-------- Entries provided

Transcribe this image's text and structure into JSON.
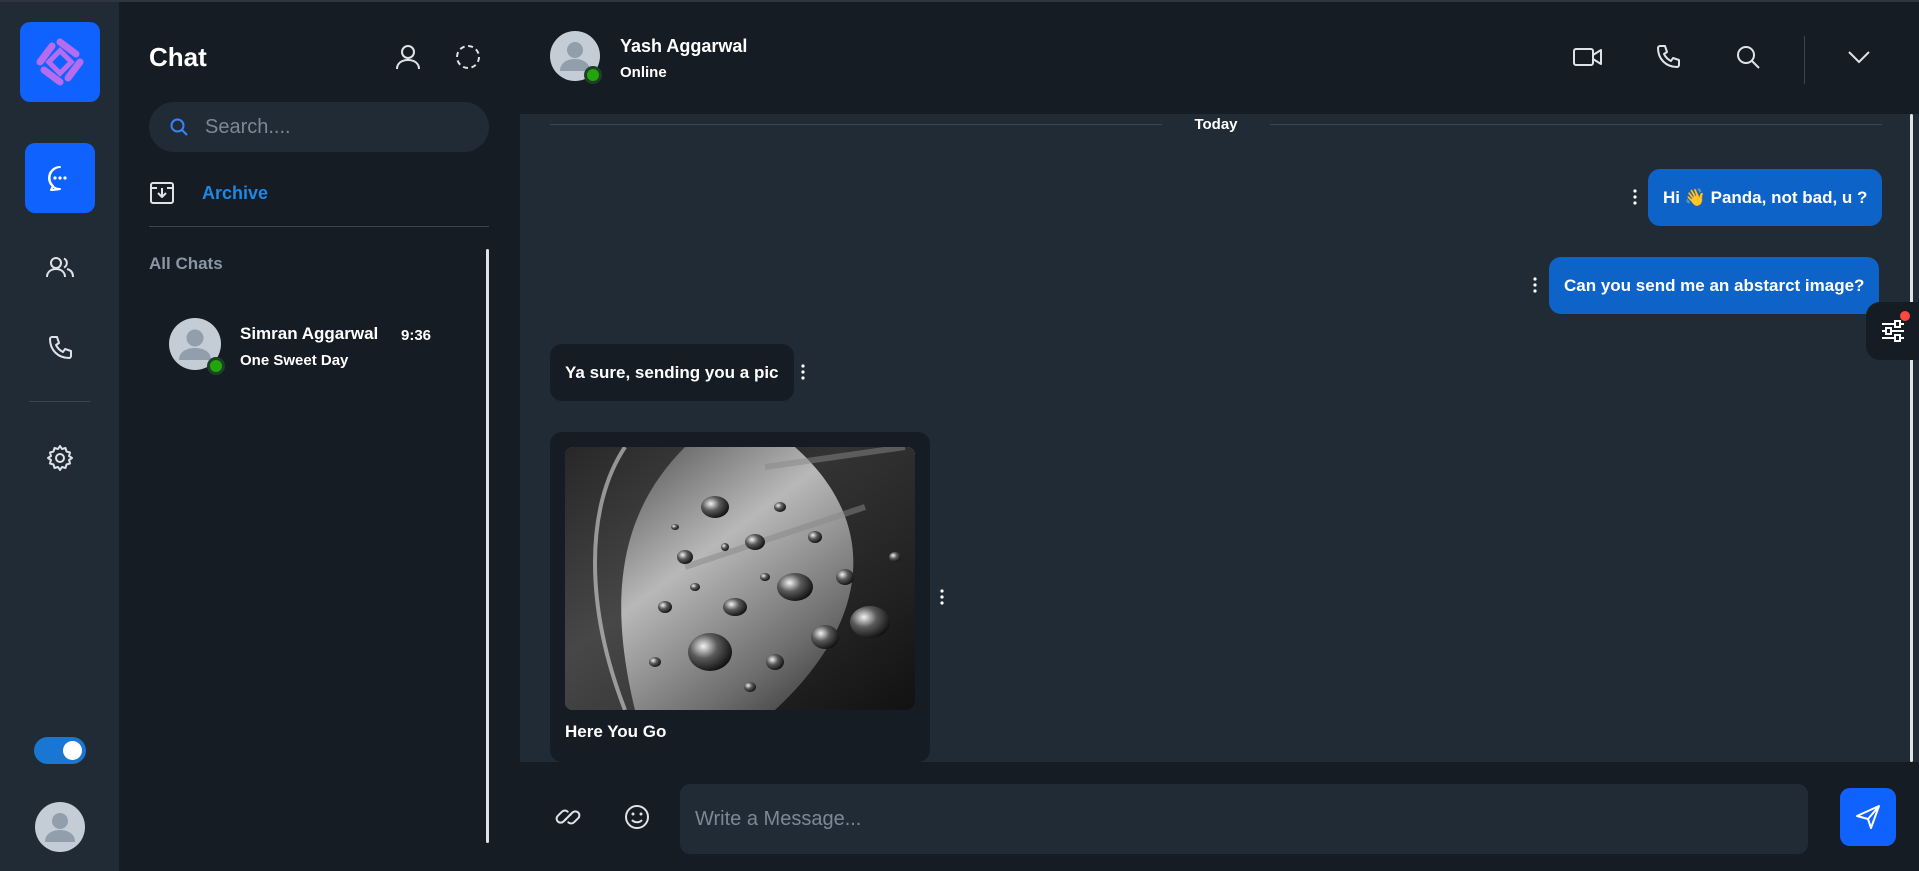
{
  "nav": {
    "items": [
      {
        "name": "chats",
        "icon": "chat-icon",
        "active": true
      },
      {
        "name": "groups",
        "icon": "users-icon",
        "active": false
      },
      {
        "name": "calls",
        "icon": "phone-icon",
        "active": false
      },
      {
        "name": "settings",
        "icon": "gear-icon",
        "active": false
      }
    ],
    "theme_toggle_on": true
  },
  "chat_list": {
    "title": "Chat",
    "search_placeholder": "Search....",
    "archive_label": "Archive",
    "section_label": "All Chats",
    "items": [
      {
        "name": "Simran Aggarwal",
        "time": "9:36",
        "preview": "One Sweet Day",
        "online": true
      }
    ]
  },
  "conversation": {
    "contact_name": "Yash Aggarwal",
    "contact_status": "Online",
    "date_divider": "Today",
    "messages": [
      {
        "direction": "outgoing",
        "text": "Hi 👋 Panda, not bad, u ?"
      },
      {
        "direction": "outgoing",
        "text": "Can you send me an abstarct image?"
      },
      {
        "direction": "incoming",
        "text": "Ya sure, sending you a pic"
      },
      {
        "direction": "incoming",
        "type": "image",
        "caption": "Here You Go"
      }
    ],
    "composer_placeholder": "Write a Message..."
  },
  "colors": {
    "accent": "#0f62fe",
    "outgoing_bubble": "#0e63c8",
    "online": "#22a50a",
    "link": "#1e88e5",
    "notification": "#ff4842"
  }
}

----------------

## Goal
Transcribe the preceding listing in its entirety and with exact wording, leaving out pictures.

## Reply
Transcribe this image's text and structure into JSON.
{
  "nav": {
    "items": [
      {
        "name": "chats",
        "icon": "chat-icon",
        "active": true
      },
      {
        "name": "groups",
        "icon": "users-icon",
        "active": false
      },
      {
        "name": "calls",
        "icon": "phone-icon",
        "active": false
      },
      {
        "name": "settings",
        "icon": "gear-icon",
        "active": false
      }
    ],
    "theme_toggle_on": true
  },
  "chat_list": {
    "title": "Chat",
    "search_placeholder": "Search....",
    "archive_label": "Archive",
    "section_label": "All Chats",
    "items": [
      {
        "name": "Simran Aggarwal",
        "time": "9:36",
        "preview": "One Sweet Day",
        "online": true
      }
    ]
  },
  "conversation": {
    "contact_name": "Yash Aggarwal",
    "contact_status": "Online",
    "date_divider": "Today",
    "messages": [
      {
        "direction": "outgoing",
        "text": "Hi 👋 Panda, not bad, u ?"
      },
      {
        "direction": "outgoing",
        "text": "Can you send me an abstarct image?"
      },
      {
        "direction": "incoming",
        "text": "Ya sure, sending you a pic"
      },
      {
        "direction": "incoming",
        "type": "image",
        "caption": "Here You Go"
      }
    ],
    "composer_placeholder": "Write a Message..."
  },
  "colors": {
    "accent": "#0f62fe",
    "outgoing_bubble": "#0e63c8",
    "online": "#22a50a",
    "link": "#1e88e5",
    "notification": "#ff4842"
  }
}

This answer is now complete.